L’Innominato e il cardinale  in un’illustrazione del XIX secolo
Così si arriva a Dio ed è veramente come fare un salto nel vuoto. Com’è questo Dio? Il cardinale Borromeo piano piano comincia a mostrarlo al suo interlocutore. A diradare le ombre della notte precedente che ancora si affollavano nella mente dell’uomo, facendogli presentire «una speranza di quiete, di consolazione, d’una consolazione che sarà piena». L’Innominato arriva a Dio e non trova il giudice che, forse sperava, lo attendeva per presentargli il conto delle sue azioni malvagie ma trova il consolatore. Nella stanza buia dove la sua crisi lo aveva precipitato, in quel nero egli non può vedere ma «sente» che qualcuno lo sta cercando e non per giudicarlo. «Se c’è questo Dio, se è quello che dicono, cosa volete che faccia di me?» ribatte l’Innominato.
Come tutti noi, egli non vede Dio eppure comincia a chiedersi cosa può farsene Dio di lui. Egli è ancora nell’oscurità della notte precedente, e fino alla fine non potrà esibire a nessuno alcuna certezza, eppure tenta di dare una risposta a Colui che è venuto a cercarlo, a colui che non avrà mai un volto, nel senso che non potrà mai offrirsi una prova razionale, ma che lo sta cercando non per giudicarlo, oppure per condannarlo, ma per cambiare di segno alla sua vita. È il cardinale Federigo a ispirargli questo nuovo pensiero. Il Dio che non conosce non voleva che i suoi giorni finissero con una pena che sarebbe stata anche giusta, ma voleva concedergli tutta la vita che ancora gli restava da vivere per stringerselo a sé, per abbracciarselo. Non basta un’immagine per questo Dio, sarebbe qualcosa di troppo distante, di troppo freddo. Egli vuole essere relazione, vuole conquistare il cuore e non per vantarsi, lui l’Onnipotente non ne avrebbe bisogno, ma per restituire smalto e brillantezza all’essere, per riconquistare l’uomo che egli ha voluto libero e che solo nella libertà può amare. L’importante — scrive un teologo — non è chiedersi se c’è Dio, ma come è Dio (Adolphe Gesché). Le prove dell’esistenza di Dio possono avere solo il valore della testimonianza di un intelletto che non si chiude nei suoi calcoli e si apre alla fede. Non si tratta quindi tanto di dimostrare Dio quanto di mostrare Dio.

◆ **ESERCIZIO ASSEGNATO 1**: Riassumi il brano in due frasi.
Il brano e le righe non hanno alcun legame tra loro.

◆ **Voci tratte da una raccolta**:

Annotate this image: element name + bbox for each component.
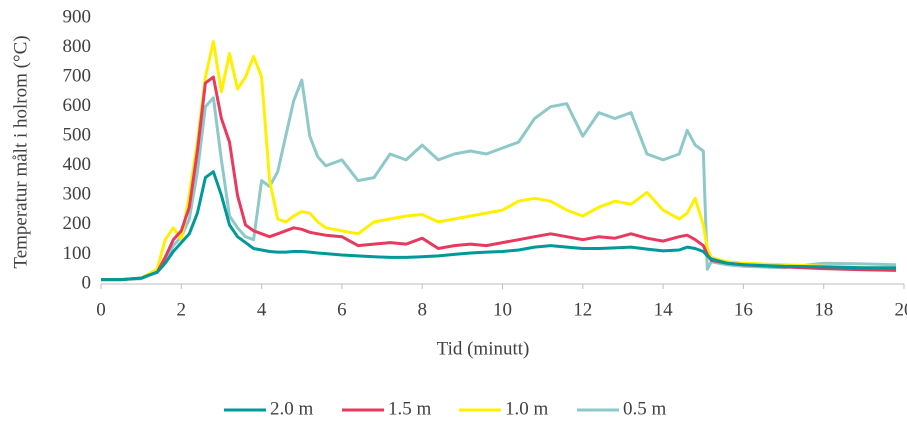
y-tick-label: 200	[63, 213, 92, 234]
series-line	[101, 78, 897, 282]
x-tick-label: 0	[96, 299, 106, 320]
y-tick-label: 700	[63, 65, 92, 86]
y-tick-label: 900	[63, 6, 92, 27]
y-tick-label: 100	[63, 243, 92, 264]
x-tick-label: 20	[895, 299, 907, 320]
x-tick-label: 12	[573, 299, 592, 320]
y-tick-label: 500	[63, 125, 92, 146]
x-tick-label: 14	[654, 299, 674, 320]
series-line	[101, 170, 896, 282]
x-tick-label: 10	[493, 299, 512, 320]
y-tick-label: 0	[82, 272, 92, 293]
y-axis-label: Temperatur målt i holrom (°C)	[10, 35, 31, 268]
y-tick-label: 600	[63, 95, 92, 116]
x-tick-label: 2	[177, 299, 187, 320]
legend-label: 2.0 m	[270, 398, 314, 419]
x-tick-label: 4	[257, 299, 267, 320]
x-tick-label: 6	[337, 299, 347, 320]
y-tick-label: 800	[63, 36, 92, 57]
legend-label: 1.0 m	[505, 398, 549, 419]
series-line	[101, 75, 897, 282]
y-tick-label: 400	[63, 154, 92, 175]
legend-label: 1.5 m	[388, 398, 432, 419]
x-tick-label: 18	[814, 299, 833, 320]
legend-label: 0.5 m	[623, 398, 667, 419]
x-axis-label: Tid (minutt)	[437, 338, 530, 359]
y-tick-label: 300	[63, 184, 92, 205]
x-tick-label: 16	[734, 299, 753, 320]
x-tick-label: 8	[417, 299, 427, 320]
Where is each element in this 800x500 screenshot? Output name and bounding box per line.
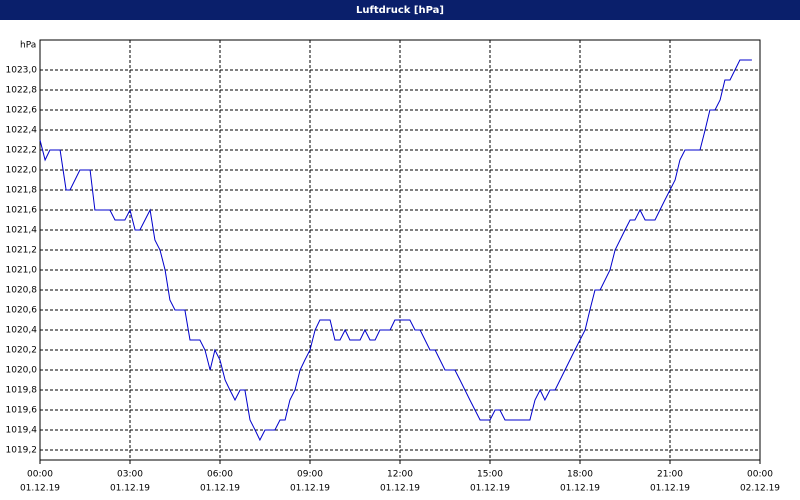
y-tick-label: 1020,4	[6, 326, 38, 336]
y-tick-label: 1022,4	[6, 126, 38, 136]
x-tick-label: 18:00	[567, 470, 593, 480]
y-tick-label: 1020,2	[6, 346, 38, 356]
y-tick-label: 1019,4	[6, 426, 38, 436]
data-line	[39, 59, 752, 442]
y-tick-label: 1021,0	[6, 266, 38, 276]
y-tick-label: 1020,8	[6, 286, 38, 296]
x-tick-label: 00:00	[747, 470, 773, 480]
x-tick-label: 01.12.19	[470, 484, 510, 494]
y-tick-label: 1019,2	[6, 446, 38, 456]
y-tick-label: 1019,8	[6, 386, 38, 396]
x-tick-label: 01.12.19	[650, 484, 690, 494]
x-tick-label: 01.12.19	[560, 484, 600, 494]
y-axis-unit: hPa	[20, 41, 36, 51]
x-tick-label: 01.12.19	[20, 484, 60, 494]
y-tick-label: 1022,2	[6, 146, 38, 156]
x-tick-label: 02.12.19	[740, 484, 780, 494]
x-tick-label: 06:00	[207, 470, 233, 480]
y-tick-label: 1021,2	[6, 246, 38, 256]
y-tick-label: 1019,6	[6, 406, 38, 416]
y-tick-label: 1021,8	[6, 186, 38, 196]
x-tick-label: 00:00	[27, 470, 53, 480]
title-bar	[0, 0, 800, 20]
x-tick-label: 15:00	[477, 470, 503, 480]
x-tick-label: 01.12.19	[380, 484, 420, 494]
x-tick-label: 01.12.19	[110, 484, 150, 494]
x-tick-label: 09:00	[297, 470, 323, 480]
y-tick-label: 1020,0	[6, 366, 38, 376]
y-tick-label: 1021,4	[6, 226, 38, 236]
x-tick-label: 21:00	[657, 470, 683, 480]
y-tick-label: 1021,6	[6, 206, 38, 216]
y-tick-label: 1023,0	[6, 66, 38, 76]
x-tick-label: 12:00	[387, 470, 413, 480]
y-tick-label: 1022,6	[6, 106, 38, 116]
y-tick-label: 1022,0	[6, 166, 38, 176]
y-tick-label: 1022,8	[6, 86, 38, 96]
x-tick-label: 01.12.19	[290, 484, 330, 494]
x-tick-label: 01.12.19	[200, 484, 240, 494]
y-tick-label: 1020,6	[6, 306, 38, 316]
chart-title: Luftdruck [hPa]	[356, 5, 444, 16]
x-tick-label: 03:00	[117, 470, 143, 480]
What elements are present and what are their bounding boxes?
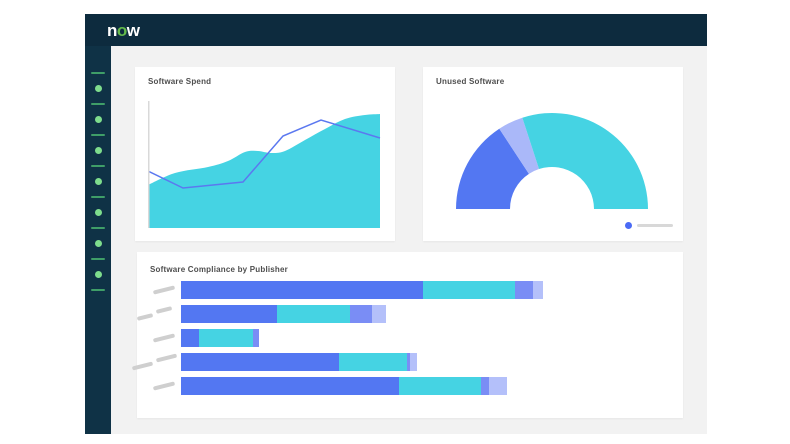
bar-stack [181, 353, 417, 371]
sidebar-divider-line [91, 103, 105, 105]
label-dash-icon [152, 333, 176, 343]
legend-label-placeholder [637, 224, 673, 227]
bar-stack [181, 305, 386, 323]
row-label-placeholder [137, 329, 179, 347]
bar-segment-compliant-blue[interactable] [181, 329, 199, 347]
bar-row-2 [136, 305, 683, 323]
compliance-card: Software Compliance by Publisher [131, 252, 683, 418]
app-window: now Software Spend Unused Software Softw… [85, 14, 707, 434]
sidebar-item-dot[interactable] [94, 209, 102, 216]
donut-segment-blue[interactable] [456, 128, 529, 209]
sidebar-divider-line [91, 72, 105, 74]
sidebar-item-dot[interactable] [94, 240, 102, 247]
sidebar-divider-line [91, 289, 105, 291]
row-label-placeholder [137, 281, 179, 299]
bar-segment-compliant-blue[interactable] [181, 281, 423, 299]
now-logo[interactable]: now [107, 22, 140, 39]
bar-segment-compliant-blue[interactable] [181, 305, 277, 323]
label-dash-icon [136, 313, 154, 321]
donut-legend-item[interactable] [625, 222, 673, 229]
sidebar-item-dot[interactable] [94, 85, 102, 92]
bar-segment-light-periwinkle[interactable] [489, 377, 507, 395]
bar-segment-periwinkle[interactable] [481, 377, 489, 395]
bar-segment-cyan[interactable] [277, 305, 350, 323]
row-label-placeholder [131, 353, 179, 371]
sidebar-divider-line [91, 258, 105, 260]
bar-segment-periwinkle[interactable] [253, 329, 259, 347]
sidebar-rail [85, 72, 111, 291]
bar-row-3 [137, 329, 683, 347]
spend-line-series [148, 119, 381, 189]
bar-segment-periwinkle[interactable] [350, 305, 372, 323]
bar-segment-light-periwinkle[interactable] [410, 353, 417, 371]
sidebar-divider-line [91, 196, 105, 198]
donut-segment-cyan[interactable] [522, 113, 648, 209]
label-dash-icon [155, 353, 178, 363]
bar-segment-periwinkle[interactable] [407, 353, 410, 371]
label-dash-icon [155, 306, 173, 314]
logo-letter-o: o [116, 20, 127, 40]
bar-segment-cyan[interactable] [423, 281, 515, 299]
label-dash-icon [152, 381, 176, 391]
software-spend-title: Software Spend [148, 77, 212, 86]
legend-dot-icon [625, 222, 632, 229]
row-label-placeholder [136, 305, 179, 323]
bar-row-5 [137, 377, 683, 395]
sidebar-nav [85, 46, 111, 434]
sidebar-item-dot[interactable] [94, 116, 102, 123]
area-chart[interactable] [148, 101, 381, 228]
bar-segment-light-periwinkle[interactable] [372, 305, 386, 323]
sidebar-item-dot[interactable] [94, 271, 102, 278]
label-dash-icon [152, 285, 176, 295]
compliance-title: Software Compliance by Publisher [150, 265, 288, 274]
unused-software-title: Unused Software [436, 77, 505, 86]
software-spend-card: Software Spend [135, 67, 395, 241]
bar-segment-periwinkle[interactable] [515, 281, 533, 299]
bar-stack [181, 329, 259, 347]
bar-segment-cyan[interactable] [339, 353, 407, 371]
bar-segment-cyan[interactable] [399, 377, 481, 395]
sidebar-item-dot[interactable] [94, 147, 102, 154]
sidebar-divider-line [91, 165, 105, 167]
bar-row-1 [137, 281, 683, 299]
bar-row-4 [131, 353, 683, 371]
logo-letter-n: n [107, 20, 117, 40]
bar-segment-compliant-blue[interactable] [181, 353, 339, 371]
donut-chart [456, 113, 648, 209]
bar-segment-cyan[interactable] [199, 329, 253, 347]
top-nav-bar: now [85, 14, 707, 46]
spend-area-series [148, 114, 380, 228]
bar-stack [181, 377, 507, 395]
bar-stack [181, 281, 543, 299]
sidebar-item-dot[interactable] [94, 178, 102, 185]
unused-software-card: Unused Software [423, 67, 683, 241]
bar-segment-compliant-blue[interactable] [181, 377, 399, 395]
donut-segment-light[interactable] [499, 117, 540, 174]
sidebar-divider-line [91, 227, 105, 229]
sidebar-divider-line [91, 134, 105, 136]
logo-letter-w: w [126, 20, 140, 40]
bar-segment-light-periwinkle[interactable] [533, 281, 543, 299]
row-label-placeholder [137, 377, 179, 395]
stacked-bar-chart [131, 252, 683, 418]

◆ **ESERCIZIO ASSEGNATO 2**: Formatta come elenco numerato le righe dei dati dalla riga che contiene "bar-stack [181, 353, 417, 371]" alla riga che contiene "row-label-placeholder [137, 329, 179, 347]", entrambe comprese, tralasciando le righe vuote.

◆ **SVOLGIMENTO 1**: Nel colloquio con il cardinale Borromeo l'Innominato arriva a Dio e non trova il giudice che forse si aspettava, ma un consolatore che lo cerca non per condannarlo, bensì per cambiare di segno alla sua vita e stringerlo a sé. Questo Dio vuole essere relazione e riconquistare l'uomo che ha voluto libero, perché non si tratta tanto di dimostrare Dio quanto di mostrarlo.

◆ **SVOLGIMENTO 2**:
1. bar-stack [181, 353, 417, 371]
2. sidebar-divider-line [91, 103, 105, 105]
3. label-dash-icon [152, 333, 176, 343]
4. legend-label-placeholder [637, 224, 673, 227]
5. bar-stack [181, 305, 386, 323]
6. row-label-placeholder [137, 329, 179, 347]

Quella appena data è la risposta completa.